Problem statement –
Locate the string "Piksyon" in the records below. Copy every line where it occurs.

(Stored items)

((

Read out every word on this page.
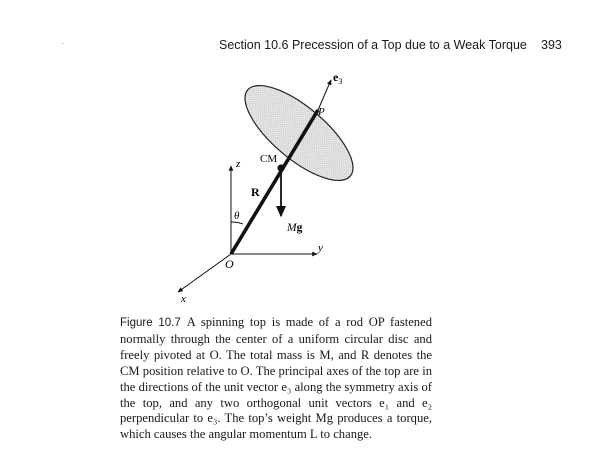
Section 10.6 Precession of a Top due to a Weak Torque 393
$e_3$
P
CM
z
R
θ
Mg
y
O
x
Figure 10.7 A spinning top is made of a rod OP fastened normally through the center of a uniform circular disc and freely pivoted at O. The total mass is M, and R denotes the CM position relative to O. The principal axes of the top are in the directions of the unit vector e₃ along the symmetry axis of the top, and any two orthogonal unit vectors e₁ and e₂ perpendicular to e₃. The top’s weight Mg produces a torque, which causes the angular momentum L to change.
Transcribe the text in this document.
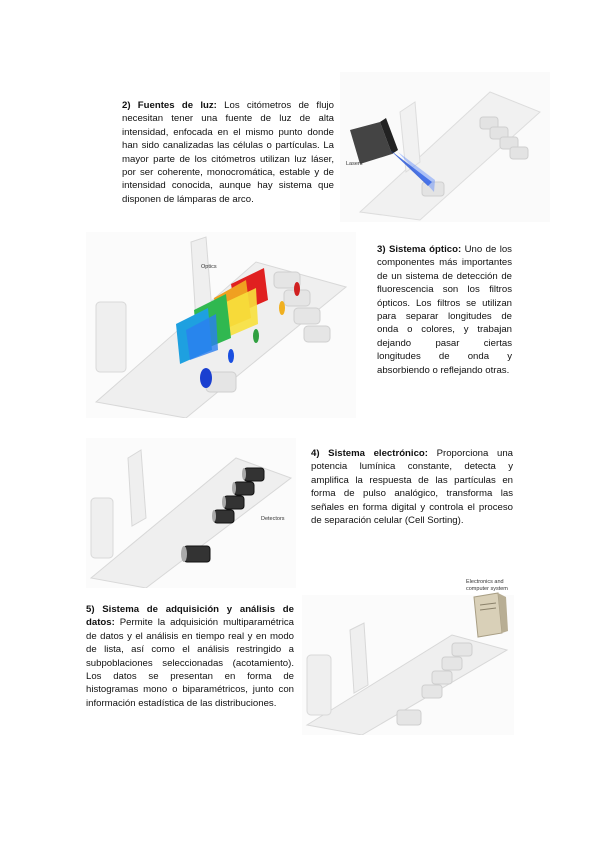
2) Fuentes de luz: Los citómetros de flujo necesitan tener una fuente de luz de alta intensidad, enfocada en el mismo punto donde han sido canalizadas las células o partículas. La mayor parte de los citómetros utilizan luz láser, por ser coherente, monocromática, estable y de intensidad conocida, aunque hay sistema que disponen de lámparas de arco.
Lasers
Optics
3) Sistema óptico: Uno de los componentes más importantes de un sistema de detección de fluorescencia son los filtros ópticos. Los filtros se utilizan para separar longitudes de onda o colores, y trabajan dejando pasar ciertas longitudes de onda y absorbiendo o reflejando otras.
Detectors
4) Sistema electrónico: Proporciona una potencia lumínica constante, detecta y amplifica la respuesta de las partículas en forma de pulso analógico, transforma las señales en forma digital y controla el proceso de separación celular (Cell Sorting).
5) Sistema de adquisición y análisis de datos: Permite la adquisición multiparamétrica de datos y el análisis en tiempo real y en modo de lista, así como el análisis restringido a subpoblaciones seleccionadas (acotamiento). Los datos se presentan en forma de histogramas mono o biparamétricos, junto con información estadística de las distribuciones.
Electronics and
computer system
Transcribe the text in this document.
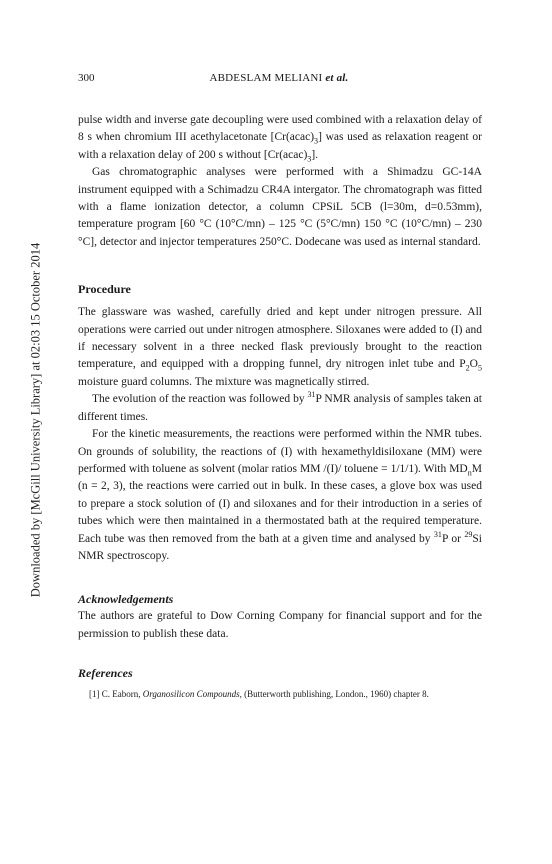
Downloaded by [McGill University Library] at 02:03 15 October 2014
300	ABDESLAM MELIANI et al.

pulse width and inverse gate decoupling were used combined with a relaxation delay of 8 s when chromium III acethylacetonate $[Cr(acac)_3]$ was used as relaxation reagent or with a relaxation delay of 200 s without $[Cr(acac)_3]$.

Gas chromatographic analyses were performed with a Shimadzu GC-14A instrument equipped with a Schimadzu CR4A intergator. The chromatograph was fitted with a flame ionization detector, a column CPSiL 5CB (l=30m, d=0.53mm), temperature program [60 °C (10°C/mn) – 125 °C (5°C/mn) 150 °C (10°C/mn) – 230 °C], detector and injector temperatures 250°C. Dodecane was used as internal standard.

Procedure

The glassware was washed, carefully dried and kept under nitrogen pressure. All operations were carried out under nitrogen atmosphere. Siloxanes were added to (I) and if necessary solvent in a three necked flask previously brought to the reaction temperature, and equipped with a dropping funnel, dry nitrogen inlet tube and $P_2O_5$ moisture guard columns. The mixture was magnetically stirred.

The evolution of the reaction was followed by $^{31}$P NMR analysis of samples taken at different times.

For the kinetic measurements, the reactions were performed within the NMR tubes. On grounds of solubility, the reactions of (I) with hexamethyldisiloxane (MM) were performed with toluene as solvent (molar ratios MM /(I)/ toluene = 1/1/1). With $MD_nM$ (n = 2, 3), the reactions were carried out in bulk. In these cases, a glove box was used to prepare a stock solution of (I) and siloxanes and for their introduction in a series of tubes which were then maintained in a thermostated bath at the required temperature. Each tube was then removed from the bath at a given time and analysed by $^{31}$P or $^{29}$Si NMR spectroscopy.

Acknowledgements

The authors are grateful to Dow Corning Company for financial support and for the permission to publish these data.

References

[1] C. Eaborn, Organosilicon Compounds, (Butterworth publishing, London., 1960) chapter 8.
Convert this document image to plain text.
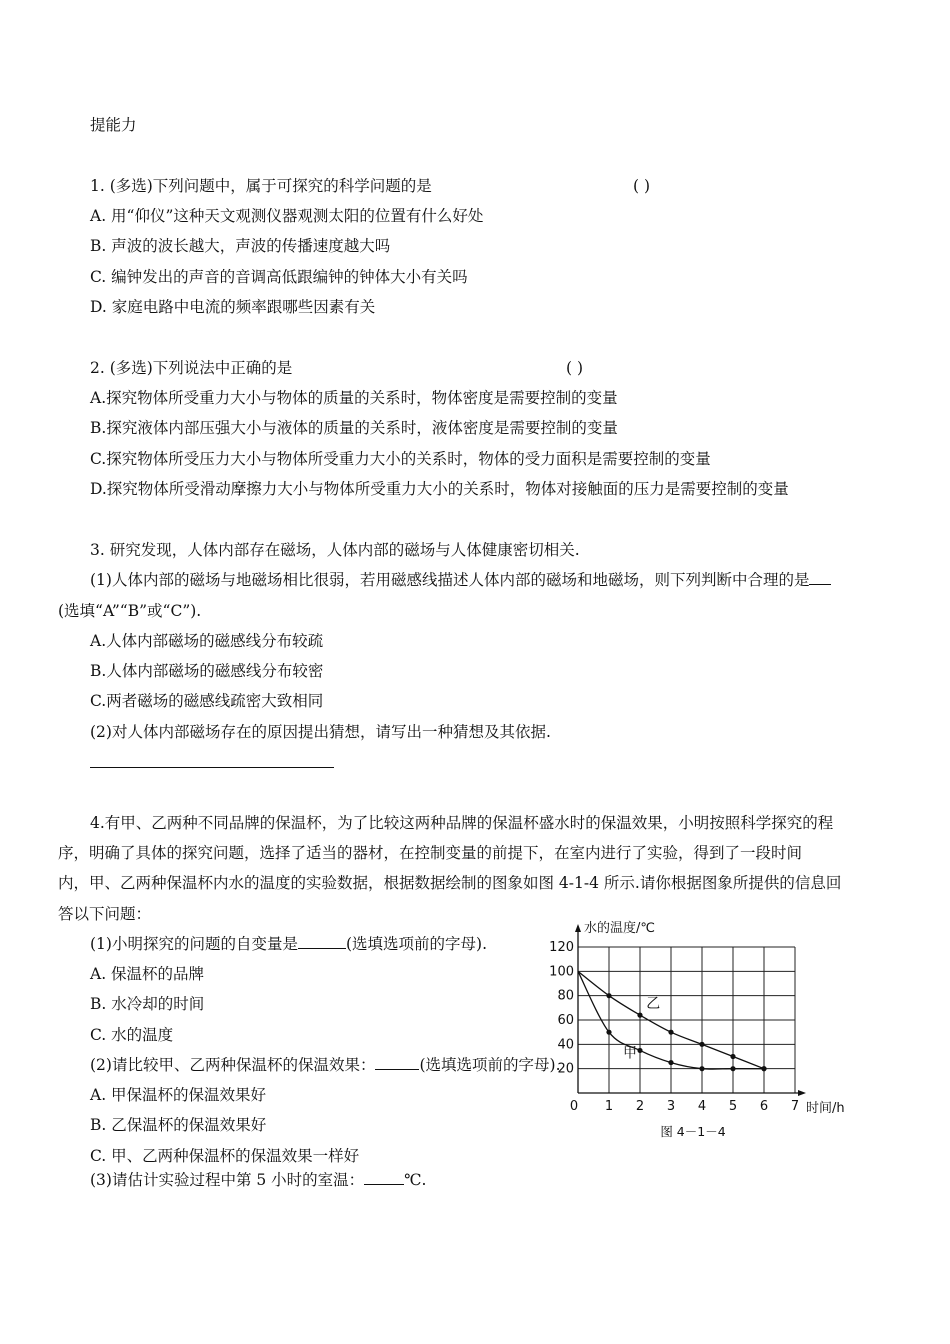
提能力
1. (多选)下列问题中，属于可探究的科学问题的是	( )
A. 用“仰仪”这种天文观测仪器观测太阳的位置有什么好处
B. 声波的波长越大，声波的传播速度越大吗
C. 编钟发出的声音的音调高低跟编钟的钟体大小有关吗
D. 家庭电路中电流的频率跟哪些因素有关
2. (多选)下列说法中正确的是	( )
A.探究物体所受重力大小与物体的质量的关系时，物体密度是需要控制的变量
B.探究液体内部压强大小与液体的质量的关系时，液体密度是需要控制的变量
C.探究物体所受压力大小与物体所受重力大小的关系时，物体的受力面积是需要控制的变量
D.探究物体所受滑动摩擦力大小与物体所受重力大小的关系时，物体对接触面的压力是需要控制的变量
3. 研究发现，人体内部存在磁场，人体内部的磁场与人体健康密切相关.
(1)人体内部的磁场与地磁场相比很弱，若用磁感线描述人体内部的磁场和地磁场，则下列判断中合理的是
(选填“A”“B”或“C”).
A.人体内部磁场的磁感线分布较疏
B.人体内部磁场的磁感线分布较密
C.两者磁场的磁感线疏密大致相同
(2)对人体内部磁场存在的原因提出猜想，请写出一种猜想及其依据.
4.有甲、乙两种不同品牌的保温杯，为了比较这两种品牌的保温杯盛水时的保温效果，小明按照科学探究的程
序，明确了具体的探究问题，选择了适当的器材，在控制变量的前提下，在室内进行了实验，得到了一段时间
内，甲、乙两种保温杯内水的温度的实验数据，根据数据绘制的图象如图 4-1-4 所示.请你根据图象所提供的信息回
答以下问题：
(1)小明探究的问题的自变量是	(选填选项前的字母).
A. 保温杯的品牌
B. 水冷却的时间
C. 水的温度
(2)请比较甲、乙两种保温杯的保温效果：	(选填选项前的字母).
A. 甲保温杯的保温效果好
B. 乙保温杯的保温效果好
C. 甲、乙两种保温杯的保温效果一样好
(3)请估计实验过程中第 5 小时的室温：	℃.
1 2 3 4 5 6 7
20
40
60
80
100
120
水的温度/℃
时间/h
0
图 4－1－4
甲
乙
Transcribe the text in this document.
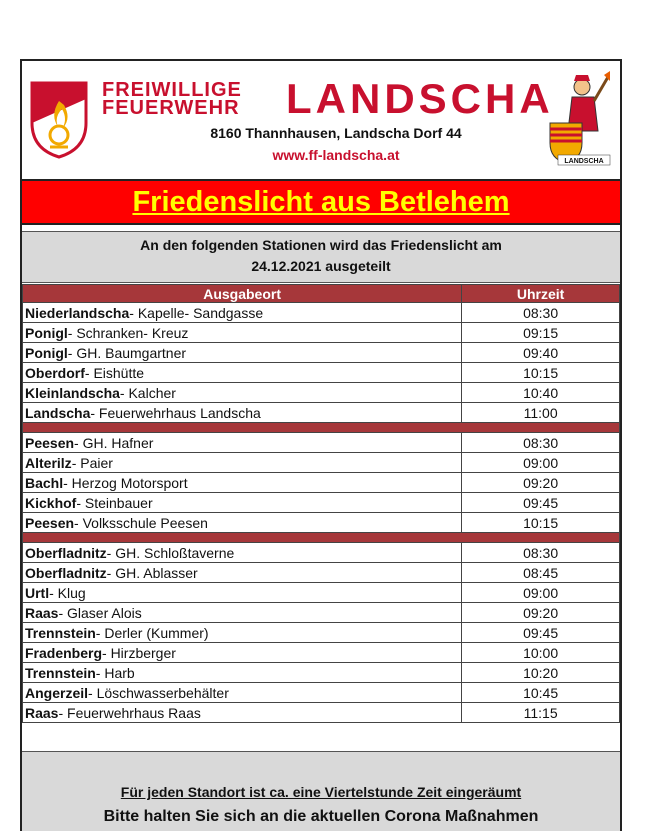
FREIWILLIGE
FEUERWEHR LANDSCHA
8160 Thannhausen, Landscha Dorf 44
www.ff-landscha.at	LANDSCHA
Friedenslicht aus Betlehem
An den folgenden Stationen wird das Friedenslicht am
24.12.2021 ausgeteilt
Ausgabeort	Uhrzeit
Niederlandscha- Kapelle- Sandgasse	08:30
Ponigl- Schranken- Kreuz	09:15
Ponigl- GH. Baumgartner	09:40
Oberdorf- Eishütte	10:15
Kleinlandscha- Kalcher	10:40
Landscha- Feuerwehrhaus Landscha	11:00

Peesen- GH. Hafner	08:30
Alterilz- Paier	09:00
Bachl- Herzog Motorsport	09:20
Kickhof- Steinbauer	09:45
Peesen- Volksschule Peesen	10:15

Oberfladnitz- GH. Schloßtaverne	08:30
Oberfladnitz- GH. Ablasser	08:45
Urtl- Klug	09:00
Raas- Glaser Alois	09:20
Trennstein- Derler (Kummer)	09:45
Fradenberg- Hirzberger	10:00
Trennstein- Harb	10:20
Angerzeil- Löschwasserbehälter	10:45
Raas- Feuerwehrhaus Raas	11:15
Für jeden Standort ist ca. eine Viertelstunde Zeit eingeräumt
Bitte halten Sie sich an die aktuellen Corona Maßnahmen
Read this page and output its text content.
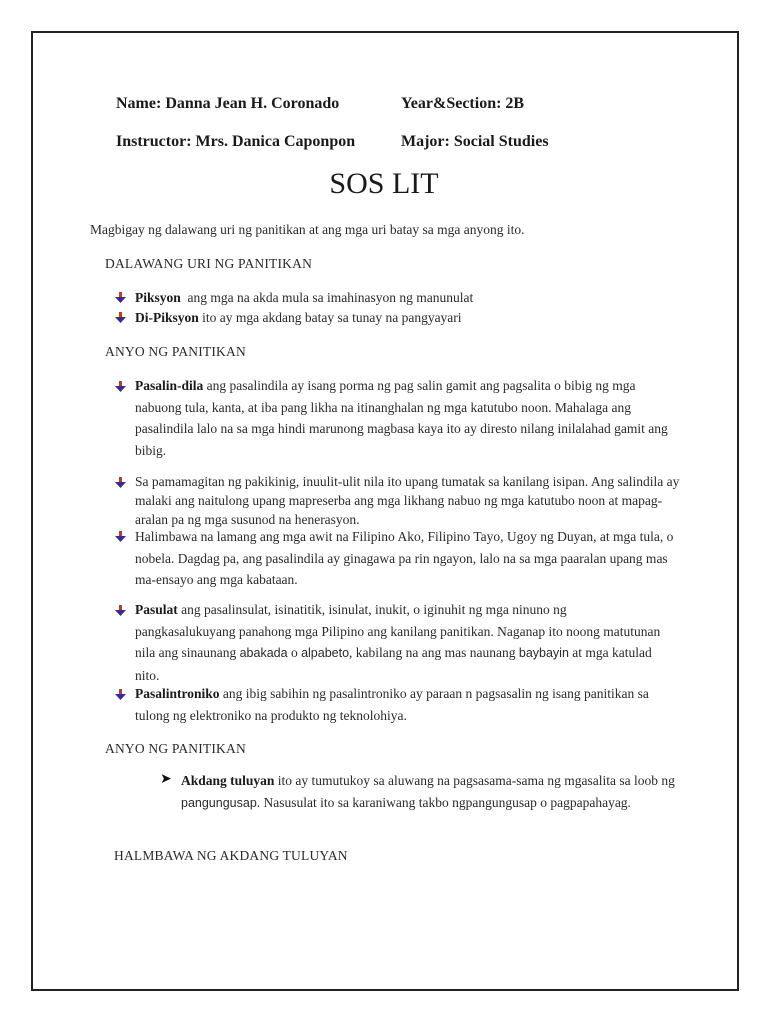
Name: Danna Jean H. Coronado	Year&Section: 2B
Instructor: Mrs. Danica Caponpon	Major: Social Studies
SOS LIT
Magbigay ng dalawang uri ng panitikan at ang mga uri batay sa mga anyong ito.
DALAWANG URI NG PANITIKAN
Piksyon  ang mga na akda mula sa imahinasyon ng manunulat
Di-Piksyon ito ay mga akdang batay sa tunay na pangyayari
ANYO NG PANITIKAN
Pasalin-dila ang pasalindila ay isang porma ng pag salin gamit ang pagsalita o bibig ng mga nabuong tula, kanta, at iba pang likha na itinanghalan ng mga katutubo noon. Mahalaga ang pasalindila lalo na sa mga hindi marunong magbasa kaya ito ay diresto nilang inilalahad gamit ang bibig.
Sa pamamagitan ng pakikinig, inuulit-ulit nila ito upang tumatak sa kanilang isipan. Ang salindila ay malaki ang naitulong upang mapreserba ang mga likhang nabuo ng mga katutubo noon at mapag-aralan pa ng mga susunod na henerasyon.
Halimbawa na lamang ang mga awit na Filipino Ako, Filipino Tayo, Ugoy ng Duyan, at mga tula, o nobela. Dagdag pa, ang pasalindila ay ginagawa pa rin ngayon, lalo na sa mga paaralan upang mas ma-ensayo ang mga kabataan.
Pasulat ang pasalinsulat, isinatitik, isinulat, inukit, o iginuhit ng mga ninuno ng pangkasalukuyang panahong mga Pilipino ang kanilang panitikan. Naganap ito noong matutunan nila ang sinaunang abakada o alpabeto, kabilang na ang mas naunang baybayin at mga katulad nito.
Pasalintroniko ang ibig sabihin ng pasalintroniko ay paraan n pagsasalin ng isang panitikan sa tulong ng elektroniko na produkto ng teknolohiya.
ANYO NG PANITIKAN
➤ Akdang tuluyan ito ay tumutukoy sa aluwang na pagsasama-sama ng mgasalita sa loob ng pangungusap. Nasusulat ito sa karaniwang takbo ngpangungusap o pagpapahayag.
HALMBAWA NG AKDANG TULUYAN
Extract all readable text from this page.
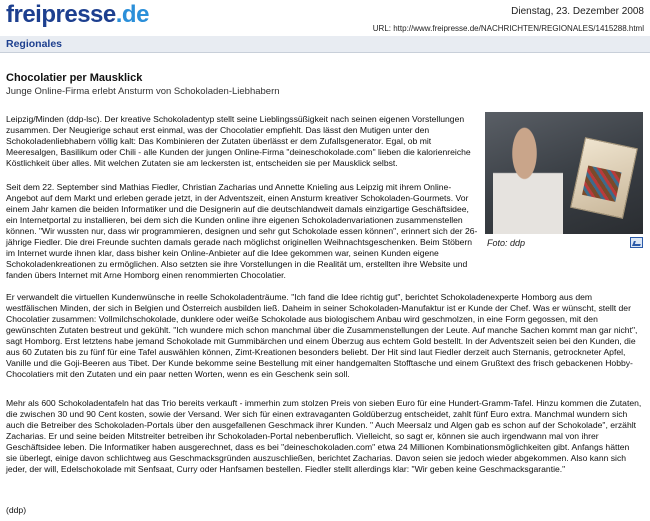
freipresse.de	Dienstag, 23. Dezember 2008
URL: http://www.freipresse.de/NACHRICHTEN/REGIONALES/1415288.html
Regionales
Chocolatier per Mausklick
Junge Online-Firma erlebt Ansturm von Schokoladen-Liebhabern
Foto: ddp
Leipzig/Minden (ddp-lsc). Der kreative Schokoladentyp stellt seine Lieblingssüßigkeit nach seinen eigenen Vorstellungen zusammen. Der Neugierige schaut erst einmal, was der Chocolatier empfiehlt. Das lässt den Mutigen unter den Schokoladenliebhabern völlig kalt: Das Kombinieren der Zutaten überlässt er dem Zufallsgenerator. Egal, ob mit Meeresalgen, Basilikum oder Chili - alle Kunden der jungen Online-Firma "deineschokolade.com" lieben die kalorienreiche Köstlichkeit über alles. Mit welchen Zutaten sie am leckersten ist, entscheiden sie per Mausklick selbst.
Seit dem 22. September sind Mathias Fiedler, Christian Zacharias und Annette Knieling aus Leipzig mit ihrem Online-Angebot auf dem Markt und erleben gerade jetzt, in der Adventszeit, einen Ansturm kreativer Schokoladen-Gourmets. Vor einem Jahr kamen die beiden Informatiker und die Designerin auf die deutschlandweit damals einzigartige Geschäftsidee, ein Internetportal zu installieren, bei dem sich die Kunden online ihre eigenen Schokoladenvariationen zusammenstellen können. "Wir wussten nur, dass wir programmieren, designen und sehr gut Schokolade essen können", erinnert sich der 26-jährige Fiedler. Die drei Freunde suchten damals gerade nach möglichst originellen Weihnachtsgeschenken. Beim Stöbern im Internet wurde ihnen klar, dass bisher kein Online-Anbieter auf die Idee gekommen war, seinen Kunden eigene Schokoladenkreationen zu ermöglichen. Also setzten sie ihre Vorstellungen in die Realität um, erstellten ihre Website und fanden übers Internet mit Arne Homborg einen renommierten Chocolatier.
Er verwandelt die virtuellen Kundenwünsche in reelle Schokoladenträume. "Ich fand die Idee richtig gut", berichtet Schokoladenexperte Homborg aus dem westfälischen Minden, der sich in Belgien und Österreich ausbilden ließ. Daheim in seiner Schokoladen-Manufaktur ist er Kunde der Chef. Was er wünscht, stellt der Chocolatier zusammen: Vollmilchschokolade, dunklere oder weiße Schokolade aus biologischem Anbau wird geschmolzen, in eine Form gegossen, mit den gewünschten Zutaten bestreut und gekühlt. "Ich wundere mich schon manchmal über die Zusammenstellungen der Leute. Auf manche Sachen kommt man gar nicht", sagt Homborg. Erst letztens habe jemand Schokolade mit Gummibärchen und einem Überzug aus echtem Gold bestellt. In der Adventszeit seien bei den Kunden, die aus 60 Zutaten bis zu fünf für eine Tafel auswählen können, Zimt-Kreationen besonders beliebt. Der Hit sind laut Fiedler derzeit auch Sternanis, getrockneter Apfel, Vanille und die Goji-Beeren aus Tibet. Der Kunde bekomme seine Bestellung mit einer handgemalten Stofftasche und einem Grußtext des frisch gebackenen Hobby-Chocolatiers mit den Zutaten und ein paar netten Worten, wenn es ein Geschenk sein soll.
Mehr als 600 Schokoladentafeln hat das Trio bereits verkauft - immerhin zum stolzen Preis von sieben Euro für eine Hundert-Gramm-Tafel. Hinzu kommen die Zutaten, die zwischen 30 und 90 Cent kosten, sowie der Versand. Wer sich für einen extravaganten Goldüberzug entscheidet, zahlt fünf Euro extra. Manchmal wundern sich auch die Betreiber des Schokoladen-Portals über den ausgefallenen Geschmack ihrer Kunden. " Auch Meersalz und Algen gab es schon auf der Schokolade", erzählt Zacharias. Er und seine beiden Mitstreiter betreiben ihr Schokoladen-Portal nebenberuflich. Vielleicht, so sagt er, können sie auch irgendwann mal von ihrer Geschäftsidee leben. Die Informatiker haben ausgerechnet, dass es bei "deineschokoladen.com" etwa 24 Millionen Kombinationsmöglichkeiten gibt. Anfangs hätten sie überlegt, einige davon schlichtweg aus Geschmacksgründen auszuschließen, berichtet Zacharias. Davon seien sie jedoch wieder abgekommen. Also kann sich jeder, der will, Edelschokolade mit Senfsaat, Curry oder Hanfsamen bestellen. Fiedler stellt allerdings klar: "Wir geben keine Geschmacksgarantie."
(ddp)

))

Solution for this exercise –
Piksyon  ang mga na akda mula sa imahinasyon ng manunulat
Di-Piksyon ito ay mga akdang batay sa tunay na pangyayari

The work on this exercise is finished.